§ **BRIEF**:
Track down the lines that contain "普通仿制药及其他药品" and copy them.

§ **DATA FOR THIS TASK**:
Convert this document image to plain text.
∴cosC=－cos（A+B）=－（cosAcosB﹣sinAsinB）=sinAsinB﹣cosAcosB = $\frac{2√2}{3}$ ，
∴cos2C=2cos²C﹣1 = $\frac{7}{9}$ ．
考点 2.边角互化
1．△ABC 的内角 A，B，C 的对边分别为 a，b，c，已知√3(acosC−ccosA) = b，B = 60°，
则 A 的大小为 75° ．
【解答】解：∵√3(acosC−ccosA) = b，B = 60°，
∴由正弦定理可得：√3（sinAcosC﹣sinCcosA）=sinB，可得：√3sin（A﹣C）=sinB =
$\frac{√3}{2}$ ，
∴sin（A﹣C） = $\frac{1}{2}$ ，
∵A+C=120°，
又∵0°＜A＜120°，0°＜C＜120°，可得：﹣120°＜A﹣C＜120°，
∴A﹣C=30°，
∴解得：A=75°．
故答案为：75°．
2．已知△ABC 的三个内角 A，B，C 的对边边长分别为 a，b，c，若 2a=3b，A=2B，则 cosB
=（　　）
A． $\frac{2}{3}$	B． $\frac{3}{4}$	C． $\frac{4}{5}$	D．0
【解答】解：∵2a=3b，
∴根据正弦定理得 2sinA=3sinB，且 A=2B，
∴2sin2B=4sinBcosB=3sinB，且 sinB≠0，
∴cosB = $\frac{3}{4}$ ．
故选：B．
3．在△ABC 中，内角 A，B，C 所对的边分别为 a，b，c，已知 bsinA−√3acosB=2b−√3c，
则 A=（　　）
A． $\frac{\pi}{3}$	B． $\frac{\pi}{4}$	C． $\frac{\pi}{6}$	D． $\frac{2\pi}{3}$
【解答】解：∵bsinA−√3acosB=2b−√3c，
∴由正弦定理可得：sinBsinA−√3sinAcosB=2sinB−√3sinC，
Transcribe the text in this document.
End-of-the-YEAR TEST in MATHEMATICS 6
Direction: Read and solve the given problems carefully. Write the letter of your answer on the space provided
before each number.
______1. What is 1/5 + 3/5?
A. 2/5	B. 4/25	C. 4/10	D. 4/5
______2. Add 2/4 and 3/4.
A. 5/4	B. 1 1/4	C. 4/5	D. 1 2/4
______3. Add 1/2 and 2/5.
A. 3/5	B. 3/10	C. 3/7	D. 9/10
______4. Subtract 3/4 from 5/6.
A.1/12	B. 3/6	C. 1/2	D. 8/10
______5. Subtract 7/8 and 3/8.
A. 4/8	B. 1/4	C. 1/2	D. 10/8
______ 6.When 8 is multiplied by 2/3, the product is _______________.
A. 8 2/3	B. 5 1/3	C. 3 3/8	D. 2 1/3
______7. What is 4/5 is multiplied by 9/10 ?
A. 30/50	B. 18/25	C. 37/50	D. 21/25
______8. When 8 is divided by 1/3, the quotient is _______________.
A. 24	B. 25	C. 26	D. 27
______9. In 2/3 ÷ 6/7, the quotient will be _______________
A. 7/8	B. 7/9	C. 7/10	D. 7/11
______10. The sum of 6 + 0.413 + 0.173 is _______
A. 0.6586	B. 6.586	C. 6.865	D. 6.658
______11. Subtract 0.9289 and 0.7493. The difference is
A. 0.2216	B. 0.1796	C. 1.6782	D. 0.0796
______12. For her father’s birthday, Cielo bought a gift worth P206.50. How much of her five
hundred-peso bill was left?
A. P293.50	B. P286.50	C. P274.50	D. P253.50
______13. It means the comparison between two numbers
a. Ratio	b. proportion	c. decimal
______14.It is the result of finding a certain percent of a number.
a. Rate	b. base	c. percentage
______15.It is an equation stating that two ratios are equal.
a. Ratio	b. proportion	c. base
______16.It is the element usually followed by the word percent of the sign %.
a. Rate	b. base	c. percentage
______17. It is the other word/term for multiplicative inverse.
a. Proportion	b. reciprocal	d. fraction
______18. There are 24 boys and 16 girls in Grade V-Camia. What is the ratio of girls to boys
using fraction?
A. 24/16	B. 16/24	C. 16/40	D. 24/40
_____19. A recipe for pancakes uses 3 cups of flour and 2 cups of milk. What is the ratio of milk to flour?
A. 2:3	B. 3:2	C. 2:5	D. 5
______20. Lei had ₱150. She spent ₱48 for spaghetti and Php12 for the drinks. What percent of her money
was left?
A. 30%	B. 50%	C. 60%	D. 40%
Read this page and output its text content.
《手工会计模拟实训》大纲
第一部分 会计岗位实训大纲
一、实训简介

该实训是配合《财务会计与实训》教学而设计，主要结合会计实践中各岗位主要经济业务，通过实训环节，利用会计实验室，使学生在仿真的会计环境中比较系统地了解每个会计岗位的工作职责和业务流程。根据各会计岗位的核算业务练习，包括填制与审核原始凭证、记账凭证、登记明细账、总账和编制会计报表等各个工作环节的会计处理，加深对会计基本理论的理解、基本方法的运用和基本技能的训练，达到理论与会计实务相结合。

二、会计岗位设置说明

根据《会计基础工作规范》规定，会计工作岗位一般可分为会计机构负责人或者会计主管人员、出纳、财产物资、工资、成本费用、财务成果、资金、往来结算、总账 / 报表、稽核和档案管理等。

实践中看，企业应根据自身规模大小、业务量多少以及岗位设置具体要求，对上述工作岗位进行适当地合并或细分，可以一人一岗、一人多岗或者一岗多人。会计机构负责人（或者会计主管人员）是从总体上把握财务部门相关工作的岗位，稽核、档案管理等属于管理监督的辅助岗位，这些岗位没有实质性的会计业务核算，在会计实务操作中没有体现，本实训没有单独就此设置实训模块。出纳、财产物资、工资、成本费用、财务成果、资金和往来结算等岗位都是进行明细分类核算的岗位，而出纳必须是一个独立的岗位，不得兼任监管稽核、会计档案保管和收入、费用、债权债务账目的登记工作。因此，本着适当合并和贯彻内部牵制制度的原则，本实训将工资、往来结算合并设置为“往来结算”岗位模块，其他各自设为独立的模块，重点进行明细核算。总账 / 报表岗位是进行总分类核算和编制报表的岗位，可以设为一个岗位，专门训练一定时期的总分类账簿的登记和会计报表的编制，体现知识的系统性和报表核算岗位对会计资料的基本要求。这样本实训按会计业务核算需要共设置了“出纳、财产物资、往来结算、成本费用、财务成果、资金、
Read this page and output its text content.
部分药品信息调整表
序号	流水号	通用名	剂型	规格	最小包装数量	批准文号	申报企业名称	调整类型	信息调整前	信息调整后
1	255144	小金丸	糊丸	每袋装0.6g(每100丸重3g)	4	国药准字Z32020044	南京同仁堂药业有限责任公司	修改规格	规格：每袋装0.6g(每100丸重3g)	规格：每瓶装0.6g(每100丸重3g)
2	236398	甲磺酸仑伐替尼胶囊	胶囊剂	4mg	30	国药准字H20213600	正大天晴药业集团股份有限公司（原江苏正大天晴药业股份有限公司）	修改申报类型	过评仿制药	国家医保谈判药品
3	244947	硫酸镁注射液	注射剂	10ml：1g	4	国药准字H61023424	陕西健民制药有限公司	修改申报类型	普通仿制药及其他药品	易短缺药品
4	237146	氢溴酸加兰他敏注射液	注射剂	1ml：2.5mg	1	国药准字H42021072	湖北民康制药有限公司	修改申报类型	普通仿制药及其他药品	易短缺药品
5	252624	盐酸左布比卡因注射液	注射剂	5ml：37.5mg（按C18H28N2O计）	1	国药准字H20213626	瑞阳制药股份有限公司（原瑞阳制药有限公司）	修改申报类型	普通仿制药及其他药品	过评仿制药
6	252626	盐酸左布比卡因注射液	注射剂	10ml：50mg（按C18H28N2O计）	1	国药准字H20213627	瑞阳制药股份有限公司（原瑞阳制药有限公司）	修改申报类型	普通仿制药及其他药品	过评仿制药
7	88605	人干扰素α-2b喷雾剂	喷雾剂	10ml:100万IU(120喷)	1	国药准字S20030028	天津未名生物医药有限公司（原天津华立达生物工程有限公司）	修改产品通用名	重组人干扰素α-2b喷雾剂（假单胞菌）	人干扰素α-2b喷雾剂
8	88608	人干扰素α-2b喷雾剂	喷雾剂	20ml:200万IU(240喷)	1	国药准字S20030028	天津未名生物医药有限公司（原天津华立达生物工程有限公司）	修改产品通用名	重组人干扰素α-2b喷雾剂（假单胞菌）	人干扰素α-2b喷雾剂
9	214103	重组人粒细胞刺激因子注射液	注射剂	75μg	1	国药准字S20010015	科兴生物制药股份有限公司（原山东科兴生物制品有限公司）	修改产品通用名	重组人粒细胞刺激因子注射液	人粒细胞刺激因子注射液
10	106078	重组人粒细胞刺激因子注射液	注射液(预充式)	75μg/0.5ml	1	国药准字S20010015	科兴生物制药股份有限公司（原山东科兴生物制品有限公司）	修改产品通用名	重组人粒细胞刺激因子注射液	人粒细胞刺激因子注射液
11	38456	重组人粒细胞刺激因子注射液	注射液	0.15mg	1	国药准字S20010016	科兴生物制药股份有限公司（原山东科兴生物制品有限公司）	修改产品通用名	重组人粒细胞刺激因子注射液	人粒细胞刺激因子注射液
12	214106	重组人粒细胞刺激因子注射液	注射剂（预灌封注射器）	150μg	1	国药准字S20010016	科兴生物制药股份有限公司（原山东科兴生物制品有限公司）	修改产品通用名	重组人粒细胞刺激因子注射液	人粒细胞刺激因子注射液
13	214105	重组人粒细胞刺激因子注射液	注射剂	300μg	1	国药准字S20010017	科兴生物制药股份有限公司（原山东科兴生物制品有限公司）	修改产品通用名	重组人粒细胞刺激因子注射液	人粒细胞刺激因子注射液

§ **COMPLETE RESPONSE**:
3	244947	硫酸镁注射液	注射剂	10ml：1g	4	国药准字H61023424	陕西健民制药有限公司	修改申报类型	普通仿制药及其他药品	易短缺药品
4	237146	氢溴酸加兰他敏注射液	注射剂	1ml：2.5mg	1	国药准字H42021072	湖北民康制药有限公司	修改申报类型	普通仿制药及其他药品	易短缺药品
5	252624	盐酸左布比卡因注射液	注射剂	5ml：37.5mg（按C18H28N2O计）	1	国药准字H20213626	瑞阳制药股份有限公司（原瑞阳制药有限公司）	修改申报类型	普通仿制药及其他药品	过评仿制药
6	252626	盐酸左布比卡因注射液	注射剂	10ml：50mg（按C18H28N2O计）	1	国药准字H20213627	瑞阳制药股份有限公司（原瑞阳制药有限公司）	修改申报类型	普通仿制药及其他药品	过评仿制药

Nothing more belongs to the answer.